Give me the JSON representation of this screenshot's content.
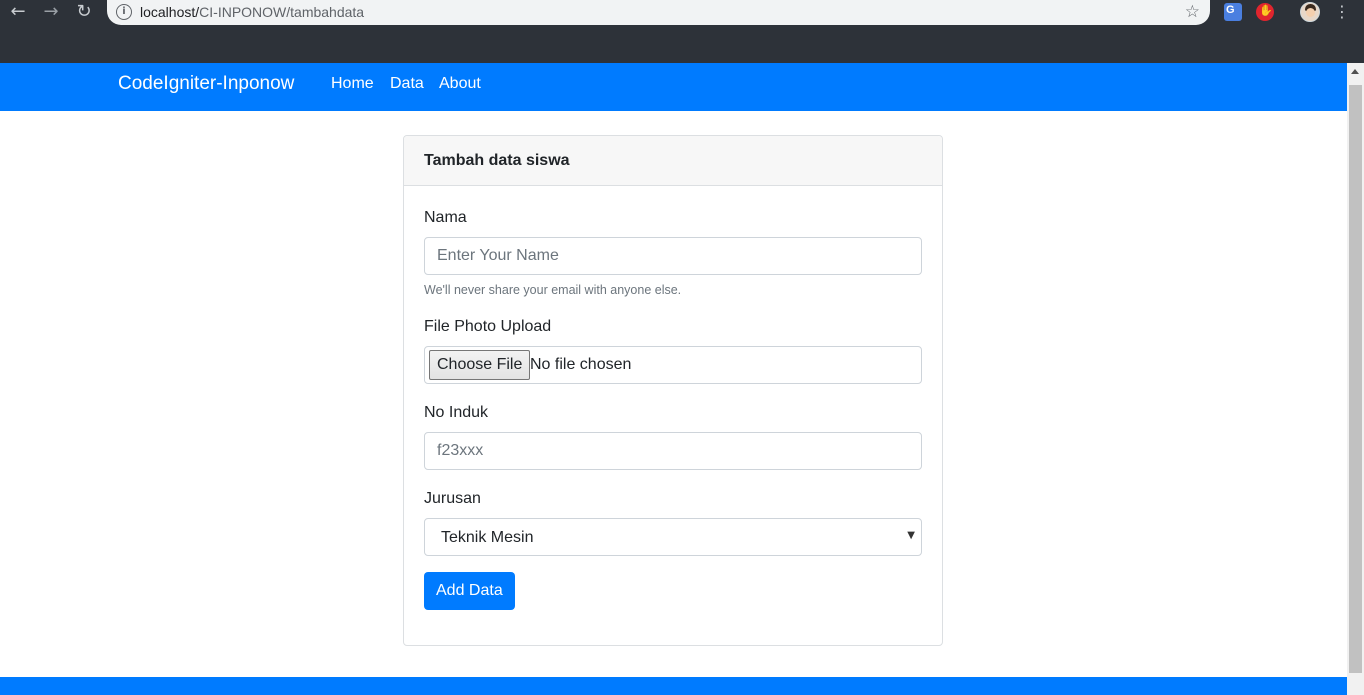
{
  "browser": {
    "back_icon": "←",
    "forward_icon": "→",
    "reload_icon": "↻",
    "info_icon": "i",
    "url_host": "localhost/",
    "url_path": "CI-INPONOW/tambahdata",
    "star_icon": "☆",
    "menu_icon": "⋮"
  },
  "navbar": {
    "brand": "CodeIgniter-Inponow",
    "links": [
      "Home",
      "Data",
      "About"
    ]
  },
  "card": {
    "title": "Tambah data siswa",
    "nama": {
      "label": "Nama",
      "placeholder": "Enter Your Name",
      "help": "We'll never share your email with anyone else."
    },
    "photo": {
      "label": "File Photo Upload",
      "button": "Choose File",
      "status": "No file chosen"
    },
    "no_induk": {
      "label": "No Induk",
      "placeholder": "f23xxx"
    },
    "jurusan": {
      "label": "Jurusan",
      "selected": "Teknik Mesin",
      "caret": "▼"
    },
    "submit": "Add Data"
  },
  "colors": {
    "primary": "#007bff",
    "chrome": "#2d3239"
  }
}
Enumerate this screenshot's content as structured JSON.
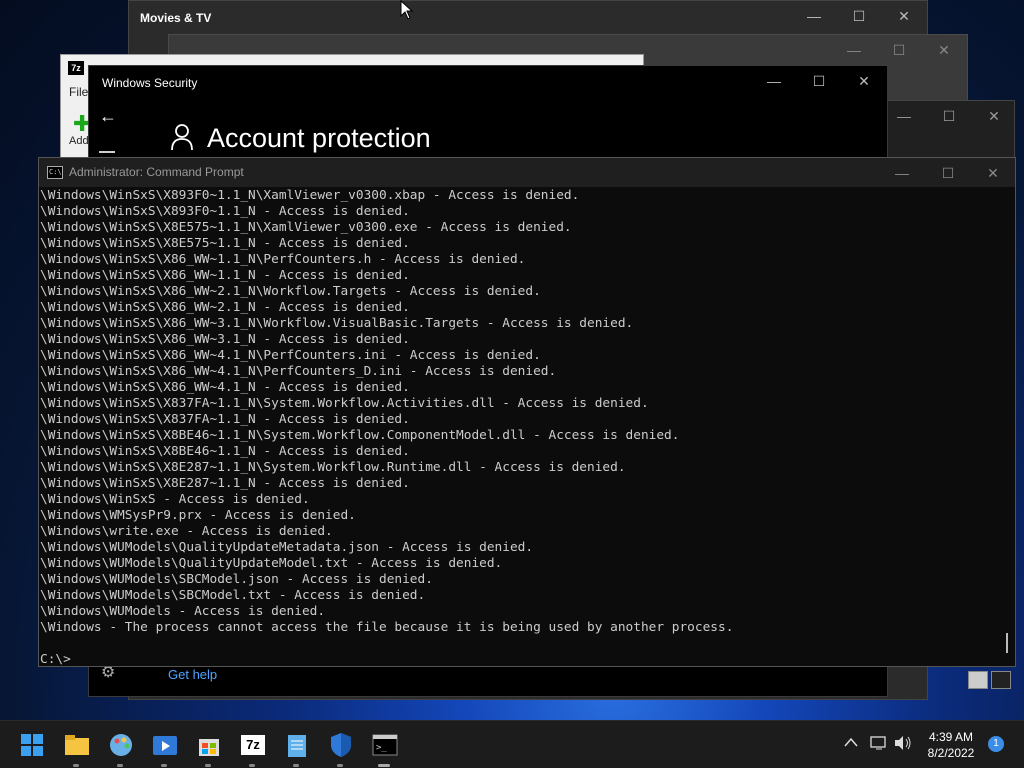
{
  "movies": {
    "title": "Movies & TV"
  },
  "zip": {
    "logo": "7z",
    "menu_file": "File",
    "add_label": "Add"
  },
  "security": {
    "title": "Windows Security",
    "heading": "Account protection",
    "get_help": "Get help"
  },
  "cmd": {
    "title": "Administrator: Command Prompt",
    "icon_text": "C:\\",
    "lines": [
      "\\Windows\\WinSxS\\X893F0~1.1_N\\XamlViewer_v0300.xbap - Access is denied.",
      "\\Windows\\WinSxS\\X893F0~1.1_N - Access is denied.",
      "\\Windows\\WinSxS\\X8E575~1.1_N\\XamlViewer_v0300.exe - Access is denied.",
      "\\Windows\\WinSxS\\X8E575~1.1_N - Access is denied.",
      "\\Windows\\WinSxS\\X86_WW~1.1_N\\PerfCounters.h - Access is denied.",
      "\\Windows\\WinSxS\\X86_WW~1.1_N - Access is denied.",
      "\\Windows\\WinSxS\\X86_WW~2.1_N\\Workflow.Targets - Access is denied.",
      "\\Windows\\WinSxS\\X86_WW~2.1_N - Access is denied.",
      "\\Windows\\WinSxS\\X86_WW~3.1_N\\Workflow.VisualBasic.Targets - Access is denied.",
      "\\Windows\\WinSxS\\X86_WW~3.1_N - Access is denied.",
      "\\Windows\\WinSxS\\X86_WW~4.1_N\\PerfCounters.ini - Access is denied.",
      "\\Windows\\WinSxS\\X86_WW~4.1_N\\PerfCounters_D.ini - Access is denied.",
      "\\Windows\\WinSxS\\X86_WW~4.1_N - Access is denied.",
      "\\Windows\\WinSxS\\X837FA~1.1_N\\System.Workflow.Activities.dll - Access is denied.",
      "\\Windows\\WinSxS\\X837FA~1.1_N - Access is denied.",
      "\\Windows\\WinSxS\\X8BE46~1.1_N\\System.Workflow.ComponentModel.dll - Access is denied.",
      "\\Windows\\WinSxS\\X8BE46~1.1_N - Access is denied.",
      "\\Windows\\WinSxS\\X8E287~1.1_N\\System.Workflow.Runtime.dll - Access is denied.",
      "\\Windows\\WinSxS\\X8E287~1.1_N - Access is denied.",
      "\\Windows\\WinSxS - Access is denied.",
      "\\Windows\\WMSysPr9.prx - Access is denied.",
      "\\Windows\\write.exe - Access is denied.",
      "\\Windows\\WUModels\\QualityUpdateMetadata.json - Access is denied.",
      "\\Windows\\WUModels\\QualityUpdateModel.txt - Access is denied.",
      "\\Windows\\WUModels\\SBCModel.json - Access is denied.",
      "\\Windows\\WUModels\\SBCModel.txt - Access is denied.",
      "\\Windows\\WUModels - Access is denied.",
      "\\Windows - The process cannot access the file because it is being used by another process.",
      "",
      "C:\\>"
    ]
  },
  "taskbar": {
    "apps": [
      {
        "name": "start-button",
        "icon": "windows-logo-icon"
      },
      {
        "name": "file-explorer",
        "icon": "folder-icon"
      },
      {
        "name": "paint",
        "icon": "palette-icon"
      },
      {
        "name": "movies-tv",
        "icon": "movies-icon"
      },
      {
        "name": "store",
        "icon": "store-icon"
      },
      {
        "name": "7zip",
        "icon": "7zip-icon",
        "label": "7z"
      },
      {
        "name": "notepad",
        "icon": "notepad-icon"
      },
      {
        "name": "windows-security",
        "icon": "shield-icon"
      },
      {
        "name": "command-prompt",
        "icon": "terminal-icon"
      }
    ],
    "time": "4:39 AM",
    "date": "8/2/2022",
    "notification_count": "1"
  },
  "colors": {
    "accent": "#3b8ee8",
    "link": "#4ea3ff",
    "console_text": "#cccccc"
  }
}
☆ ☆ ☆ ☆ ☆
Brief: Each record above must be returned exactly as written, with its pictures omitted.

Solved problem:
Give me the JSON representation of this screenshot's content.
{
  "browser": {
    "back_icon": "←",
    "forward_icon": "→",
    "reload_icon": "↻",
    "info_icon": "i",
    "url_host": "localhost/",
    "url_path": "CI-INPONOW/tambahdata",
    "star_icon": "☆",
    "menu_icon": "⋮"
  },
  "navbar": {
    "brand": "CodeIgniter-Inponow",
    "links": [
      "Home",
      "Data",
      "About"
    ]
  },
  "card": {
    "title": "Tambah data siswa",
    "nama": {
      "label": "Nama",
      "placeholder": "Enter Your Name",
      "help": "We'll never share your email with anyone else."
    },
    "photo": {
      "label": "File Photo Upload",
      "button": "Choose File",
      "status": "No file chosen"
    },
    "no_induk": {
      "label": "No Induk",
      "placeholder": "f23xxx"
    },
    "jurusan": {
      "label": "Jurusan",
      "selected": "Teknik Mesin",
      "caret": "▼"
    },
    "submit": "Add Data"
  },
  "colors": {
    "primary": "#007bff",
    "chrome": "#2d3239"
  }
}
Enumerate this screenshot's content as structured JSON.
{
  "movies": {
    "title": "Movies & TV"
  },
  "zip": {
    "logo": "7z",
    "menu_file": "File",
    "add_label": "Add"
  },
  "security": {
    "title": "Windows Security",
    "heading": "Account protection",
    "get_help": "Get help"
  },
  "cmd": {
    "title": "Administrator: Command Prompt",
    "icon_text": "C:\\",
    "lines": [
      "\\Windows\\WinSxS\\X893F0~1.1_N\\XamlViewer_v0300.xbap - Access is denied.",
      "\\Windows\\WinSxS\\X893F0~1.1_N - Access is denied.",
      "\\Windows\\WinSxS\\X8E575~1.1_N\\XamlViewer_v0300.exe - Access is denied.",
      "\\Windows\\WinSxS\\X8E575~1.1_N - Access is denied.",
      "\\Windows\\WinSxS\\X86_WW~1.1_N\\PerfCounters.h - Access is denied.",
      "\\Windows\\WinSxS\\X86_WW~1.1_N - Access is denied.",
      "\\Windows\\WinSxS\\X86_WW~2.1_N\\Workflow.Targets - Access is denied.",
      "\\Windows\\WinSxS\\X86_WW~2.1_N - Access is denied.",
      "\\Windows\\WinSxS\\X86_WW~3.1_N\\Workflow.VisualBasic.Targets - Access is denied.",
      "\\Windows\\WinSxS\\X86_WW~3.1_N - Access is denied.",
      "\\Windows\\WinSxS\\X86_WW~4.1_N\\PerfCounters.ini - Access is denied.",
      "\\Windows\\WinSxS\\X86_WW~4.1_N\\PerfCounters_D.ini - Access is denied.",
      "\\Windows\\WinSxS\\X86_WW~4.1_N - Access is denied.",
      "\\Windows\\WinSxS\\X837FA~1.1_N\\System.Workflow.Activities.dll - Access is denied.",
      "\\Windows\\WinSxS\\X837FA~1.1_N - Access is denied.",
      "\\Windows\\WinSxS\\X8BE46~1.1_N\\System.Workflow.ComponentModel.dll - Access is denied.",
      "\\Windows\\WinSxS\\X8BE46~1.1_N - Access is denied.",
      "\\Windows\\WinSxS\\X8E287~1.1_N\\System.Workflow.Runtime.dll - Access is denied.",
      "\\Windows\\WinSxS\\X8E287~1.1_N - Access is denied.",
      "\\Windows\\WinSxS - Access is denied.",
      "\\Windows\\WMSysPr9.prx - Access is denied.",
      "\\Windows\\write.exe - Access is denied.",
      "\\Windows\\WUModels\\QualityUpdateMetadata.json - Access is denied.",
      "\\Windows\\WUModels\\QualityUpdateModel.txt - Access is denied.",
      "\\Windows\\WUModels\\SBCModel.json - Access is denied.",
      "\\Windows\\WUModels\\SBCModel.txt - Access is denied.",
      "\\Windows\\WUModels - Access is denied.",
      "\\Windows - The process cannot access the file because it is being used by another process.",
      "",
      "C:\\>"
    ]
  },
  "taskbar": {
    "apps": [
      {
        "name": "start-button",
        "icon": "windows-logo-icon"
      },
      {
        "name": "file-explorer",
        "icon": "folder-icon"
      },
      {
        "name": "paint",
        "icon": "palette-icon"
      },
      {
        "name": "movies-tv",
        "icon": "movies-icon"
      },
      {
        "name": "store",
        "icon": "store-icon"
      },
      {
        "name": "7zip",
        "icon": "7zip-icon",
        "label": "7z"
      },
      {
        "name": "notepad",
        "icon": "notepad-icon"
      },
      {
        "name": "windows-security",
        "icon": "shield-icon"
      },
      {
        "name": "command-prompt",
        "icon": "terminal-icon"
      }
    ],
    "time": "4:39 AM",
    "date": "8/2/2022",
    "notification_count": "1"
  },
  "colors": {
    "accent": "#3b8ee8",
    "link": "#4ea3ff",
    "console_text": "#cccccc"
  }
}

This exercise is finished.